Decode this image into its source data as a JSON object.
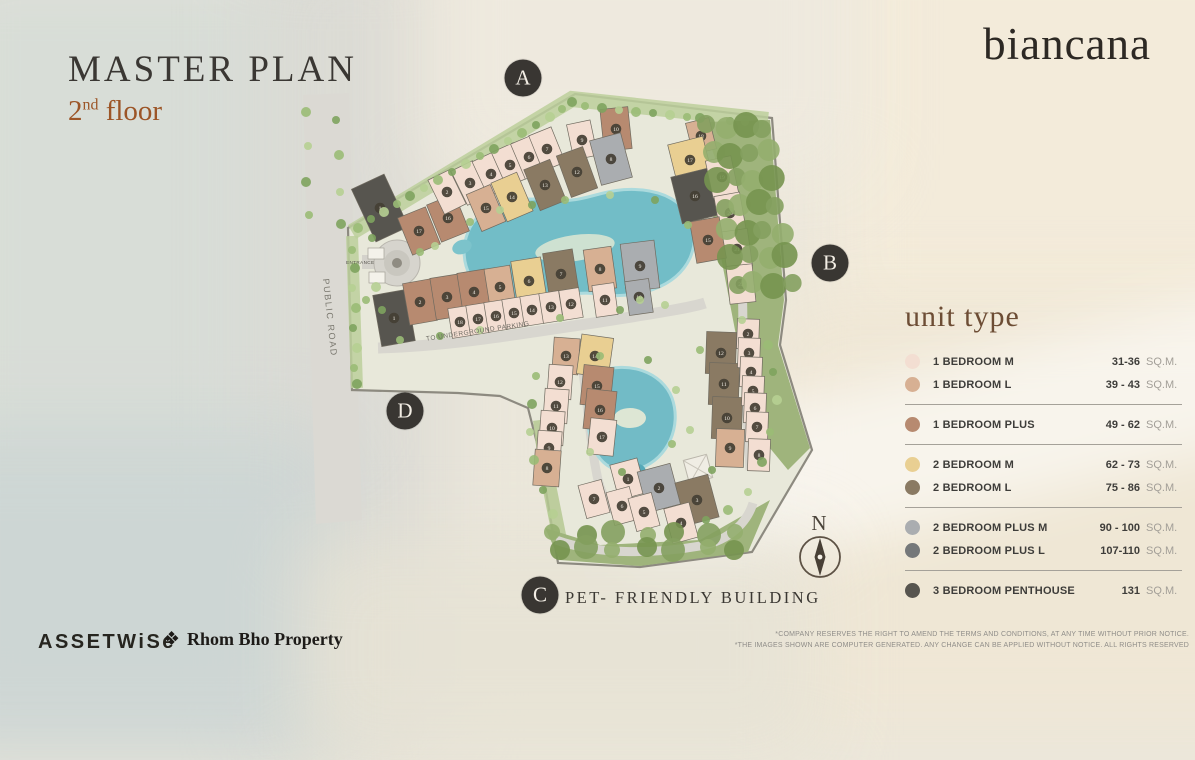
{
  "header": {
    "title": "MASTER PLAN",
    "floor_num": "2",
    "floor_sup": "nd",
    "floor_word": " floor",
    "brand": "biancana"
  },
  "legend": {
    "title": "unit type",
    "unit_label": "SQ.M.",
    "groups": [
      [
        {
          "key": "1br-m",
          "label": "1 BEDROOM M",
          "range": "31-36"
        },
        {
          "key": "1br-l",
          "label": "1 BEDROOM L",
          "range": "39 - 43"
        }
      ],
      [
        {
          "key": "1br-plus",
          "label": "1 BEDROOM PLUS",
          "range": "49 - 62"
        }
      ],
      [
        {
          "key": "2br-m",
          "label": "2 BEDROOM M",
          "range": "62 - 73"
        },
        {
          "key": "2br-l",
          "label": "2 BEDROOM L",
          "range": "75 - 86"
        }
      ],
      [
        {
          "key": "2br-plus-m",
          "label": "2 BEDROOM PLUS M",
          "range": "90 - 100"
        },
        {
          "key": "2br-plus-l",
          "label": "2 BEDROOM PLUS L",
          "range": "107-110"
        }
      ],
      [
        {
          "key": "penthouse",
          "label": "3 BEDROOM PENTHOUSE",
          "range": "131"
        }
      ]
    ]
  },
  "unit_colors": {
    "1br-m": "#f3ded2",
    "1br-l": "#d7b093",
    "1br-plus": "#b78a70",
    "2br-m": "#e9cf92",
    "2br-l": "#8a7a63",
    "2br-plus-m": "#aaadb0",
    "2br-plus-l": "#75787a",
    "penthouse": "#57554f"
  },
  "map": {
    "markers": [
      {
        "label": "A",
        "x": 523,
        "y": 78
      },
      {
        "label": "B",
        "x": 830,
        "y": 263
      },
      {
        "label": "C",
        "x": 540,
        "y": 595
      },
      {
        "label": "D",
        "x": 405,
        "y": 411
      }
    ],
    "pet_note": "PET- FRIENDLY BUILDING",
    "compass_label": "N",
    "road_label": "PUBLIC ROAD",
    "entrance_label": "ENTRANCE",
    "parking_label": "TO UNDERGROUND PARKING",
    "buildings": [
      {
        "n": "1",
        "t": "penthouse",
        "x": 380,
        "y": 208,
        "w": 36,
        "h": 58,
        "r": -25
      },
      {
        "n": "17",
        "t": "1br-plus",
        "x": 419,
        "y": 231,
        "w": 30,
        "h": 40,
        "r": -22
      },
      {
        "n": "16",
        "t": "1br-plus",
        "x": 448,
        "y": 218,
        "w": 30,
        "h": 40,
        "r": -22
      },
      {
        "n": "2",
        "t": "1br-m",
        "x": 447,
        "y": 192,
        "w": 24,
        "h": 38,
        "r": -26
      },
      {
        "n": "3",
        "t": "1br-m",
        "x": 470,
        "y": 183,
        "w": 24,
        "h": 38,
        "r": -26
      },
      {
        "n": "4",
        "t": "1br-m",
        "x": 491,
        "y": 174,
        "w": 24,
        "h": 38,
        "r": -25
      },
      {
        "n": "5",
        "t": "1br-m",
        "x": 510,
        "y": 165,
        "w": 24,
        "h": 38,
        "r": -24
      },
      {
        "n": "6",
        "t": "1br-m",
        "x": 529,
        "y": 157,
        "w": 24,
        "h": 38,
        "r": -23
      },
      {
        "n": "7",
        "t": "1br-m",
        "x": 547,
        "y": 149,
        "w": 24,
        "h": 38,
        "r": -22
      },
      {
        "n": "9",
        "t": "1br-m",
        "x": 582,
        "y": 140,
        "w": 24,
        "h": 36,
        "r": -12
      },
      {
        "n": "10",
        "t": "1br-plus",
        "x": 616,
        "y": 129,
        "w": 28,
        "h": 42,
        "r": -6
      },
      {
        "n": "15",
        "t": "1br-l",
        "x": 486,
        "y": 208,
        "w": 26,
        "h": 40,
        "r": -23
      },
      {
        "n": "14",
        "t": "2br-m",
        "x": 512,
        "y": 197,
        "w": 28,
        "h": 42,
        "r": -23
      },
      {
        "n": "13",
        "t": "2br-l",
        "x": 545,
        "y": 185,
        "w": 28,
        "h": 44,
        "r": -22
      },
      {
        "n": "12",
        "t": "2br-l",
        "x": 577,
        "y": 172,
        "w": 28,
        "h": 44,
        "r": -20
      },
      {
        "n": "8",
        "t": "2br-plus-m",
        "x": 611,
        "y": 159,
        "w": 32,
        "h": 46,
        "r": -15
      },
      {
        "n": "18",
        "t": "1br-l",
        "x": 701,
        "y": 136,
        "w": 24,
        "h": 32,
        "r": -14
      },
      {
        "n": "17",
        "t": "2br-m",
        "x": 690,
        "y": 160,
        "w": 36,
        "h": 40,
        "r": -14
      },
      {
        "n": "16",
        "t": "penthouse",
        "x": 695,
        "y": 196,
        "w": 38,
        "h": 48,
        "r": -14
      },
      {
        "n": "19",
        "t": "1br-m",
        "x": 722,
        "y": 177,
        "w": 26,
        "h": 38,
        "r": -12
      },
      {
        "n": "20",
        "t": "1br-m",
        "x": 730,
        "y": 213,
        "w": 26,
        "h": 38,
        "r": -10
      },
      {
        "n": "21",
        "t": "1br-m",
        "x": 737,
        "y": 249,
        "w": 26,
        "h": 38,
        "r": -8
      },
      {
        "n": "22",
        "t": "1br-m",
        "x": 741,
        "y": 284,
        "w": 26,
        "h": 38,
        "r": -6
      },
      {
        "n": "15",
        "t": "1br-plus",
        "x": 708,
        "y": 240,
        "w": 30,
        "h": 42,
        "r": -10
      },
      {
        "n": "1",
        "t": "penthouse",
        "x": 394,
        "y": 318,
        "w": 34,
        "h": 52,
        "r": -10
      },
      {
        "n": "2",
        "t": "1br-plus",
        "x": 420,
        "y": 302,
        "w": 28,
        "h": 42,
        "r": -10
      },
      {
        "n": "3",
        "t": "1br-plus",
        "x": 447,
        "y": 297,
        "w": 28,
        "h": 42,
        "r": -9
      },
      {
        "n": "4",
        "t": "1br-plus",
        "x": 474,
        "y": 292,
        "w": 28,
        "h": 42,
        "r": -9
      },
      {
        "n": "5",
        "t": "1br-l",
        "x": 500,
        "y": 287,
        "w": 26,
        "h": 40,
        "r": -9
      },
      {
        "n": "6",
        "t": "2br-m",
        "x": 529,
        "y": 281,
        "w": 30,
        "h": 44,
        "r": -9
      },
      {
        "n": "7",
        "t": "2br-l",
        "x": 561,
        "y": 274,
        "w": 30,
        "h": 46,
        "r": -9
      },
      {
        "n": "8",
        "t": "1br-l",
        "x": 600,
        "y": 269,
        "w": 28,
        "h": 42,
        "r": -8
      },
      {
        "n": "9",
        "t": "2br-plus-m",
        "x": 640,
        "y": 266,
        "w": 34,
        "h": 48,
        "r": -7
      },
      {
        "n": "18",
        "t": "1br-m",
        "x": 460,
        "y": 322,
        "w": 20,
        "h": 30,
        "r": -9
      },
      {
        "n": "17",
        "t": "1br-m",
        "x": 478,
        "y": 319,
        "w": 20,
        "h": 30,
        "r": -9
      },
      {
        "n": "16",
        "t": "1br-m",
        "x": 496,
        "y": 316,
        "w": 20,
        "h": 30,
        "r": -9
      },
      {
        "n": "15",
        "t": "1br-m",
        "x": 514,
        "y": 313,
        "w": 20,
        "h": 30,
        "r": -9
      },
      {
        "n": "14",
        "t": "1br-m",
        "x": 532,
        "y": 310,
        "w": 20,
        "h": 30,
        "r": -9
      },
      {
        "n": "13",
        "t": "1br-m",
        "x": 551,
        "y": 307,
        "w": 20,
        "h": 30,
        "r": -9
      },
      {
        "n": "12",
        "t": "1br-m",
        "x": 571,
        "y": 304,
        "w": 20,
        "h": 30,
        "r": -9
      },
      {
        "n": "11",
        "t": "1br-m",
        "x": 605,
        "y": 300,
        "w": 22,
        "h": 32,
        "r": -8
      },
      {
        "n": "10",
        "t": "2br-plus-m",
        "x": 639,
        "y": 297,
        "w": 24,
        "h": 34,
        "r": -8
      },
      {
        "n": "13",
        "t": "1br-l",
        "x": 566,
        "y": 356,
        "w": 26,
        "h": 36,
        "r": 4
      },
      {
        "n": "12",
        "t": "1br-m",
        "x": 560,
        "y": 382,
        "w": 24,
        "h": 34,
        "r": 4
      },
      {
        "n": "11",
        "t": "1br-m",
        "x": 556,
        "y": 406,
        "w": 24,
        "h": 34,
        "r": 4
      },
      {
        "n": "10",
        "t": "1br-m",
        "x": 552,
        "y": 428,
        "w": 24,
        "h": 34,
        "r": 4
      },
      {
        "n": "9",
        "t": "1br-m",
        "x": 549,
        "y": 448,
        "w": 24,
        "h": 34,
        "r": 4
      },
      {
        "n": "8",
        "t": "1br-l",
        "x": 547,
        "y": 468,
        "w": 26,
        "h": 36,
        "r": 4
      },
      {
        "n": "14",
        "t": "2br-m",
        "x": 595,
        "y": 356,
        "w": 32,
        "h": 40,
        "r": 8
      },
      {
        "n": "15",
        "t": "1br-plus",
        "x": 597,
        "y": 386,
        "w": 30,
        "h": 40,
        "r": 6
      },
      {
        "n": "16",
        "t": "1br-plus",
        "x": 600,
        "y": 410,
        "w": 30,
        "h": 40,
        "r": 6
      },
      {
        "n": "17",
        "t": "1br-m",
        "x": 602,
        "y": 437,
        "w": 26,
        "h": 36,
        "r": 6
      },
      {
        "n": "1",
        "t": "1br-m",
        "x": 628,
        "y": 479,
        "w": 28,
        "h": 36,
        "r": -15
      },
      {
        "n": "2",
        "t": "2br-plus-m",
        "x": 659,
        "y": 488,
        "w": 34,
        "h": 42,
        "r": -15
      },
      {
        "n": "3",
        "t": "2br-l",
        "x": 697,
        "y": 500,
        "w": 34,
        "h": 44,
        "r": -15
      },
      {
        "n": "7",
        "t": "1br-m",
        "x": 594,
        "y": 499,
        "w": 24,
        "h": 34,
        "r": -15
      },
      {
        "n": "6",
        "t": "1br-m",
        "x": 622,
        "y": 506,
        "w": 24,
        "h": 34,
        "r": -15
      },
      {
        "n": "5",
        "t": "1br-m",
        "x": 644,
        "y": 512,
        "w": 24,
        "h": 34,
        "r": -15
      },
      {
        "n": "4",
        "t": "1br-m",
        "x": 681,
        "y": 523,
        "w": 26,
        "h": 36,
        "r": -15
      },
      {
        "n": "12",
        "t": "2br-l",
        "x": 721,
        "y": 353,
        "w": 30,
        "h": 42,
        "r": 2
      },
      {
        "n": "11",
        "t": "2br-l",
        "x": 724,
        "y": 384,
        "w": 30,
        "h": 42,
        "r": 2
      },
      {
        "n": "10",
        "t": "2br-l",
        "x": 727,
        "y": 418,
        "w": 30,
        "h": 42,
        "r": 2
      },
      {
        "n": "9",
        "t": "1br-l",
        "x": 730,
        "y": 448,
        "w": 28,
        "h": 38,
        "r": 2
      },
      {
        "n": "2",
        "t": "1br-m",
        "x": 748,
        "y": 334,
        "w": 22,
        "h": 30,
        "r": 2
      },
      {
        "n": "3",
        "t": "1br-m",
        "x": 749,
        "y": 353,
        "w": 22,
        "h": 30,
        "r": 2
      },
      {
        "n": "4",
        "t": "1br-m",
        "x": 751,
        "y": 372,
        "w": 22,
        "h": 30,
        "r": 2
      },
      {
        "n": "5",
        "t": "1br-m",
        "x": 753,
        "y": 391,
        "w": 22,
        "h": 30,
        "r": 2
      },
      {
        "n": "6",
        "t": "1br-m",
        "x": 755,
        "y": 408,
        "w": 22,
        "h": 30,
        "r": 2
      },
      {
        "n": "7",
        "t": "1br-m",
        "x": 757,
        "y": 427,
        "w": 22,
        "h": 30,
        "r": 2
      },
      {
        "n": "8",
        "t": "1br-m",
        "x": 759,
        "y": 455,
        "w": 22,
        "h": 32,
        "r": 2
      }
    ]
  },
  "footer": {
    "assetwise": "ASSETWiSe",
    "partner_icon": "❖",
    "partner": "Rhom Bho Property",
    "disclaimer_line1": "*COMPANY RESERVES THE RIGHT TO AMEND THE TERMS AND CONDITIONS, AT ANY TIME WITHOUT PRIOR NOTICE.",
    "disclaimer_line2": "*THE IMAGES SHOWN ARE COMPUTER GENERATED. ANY CHANGE CAN BE APPLIED WITHOUT NOTICE. ALL RIGHTS RESERVED"
  }
}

#### Task goal:
Copy every line of the listing where the word "WITHOUT" appears.

#### Task answer:
    "disclaimer_line1": "*COMPANY RESERVES THE RIGHT TO AMEND THE TERMS AND CONDITIONS, AT ANY TIME WITHOUT PRIOR NOTICE.",
    "disclaimer_line2": "*THE IMAGES SHOWN ARE COMPUTER GENERATED. ANY CHANGE CAN BE APPLIED WITHOUT NOTICE. ALL RIGHTS RESERVED"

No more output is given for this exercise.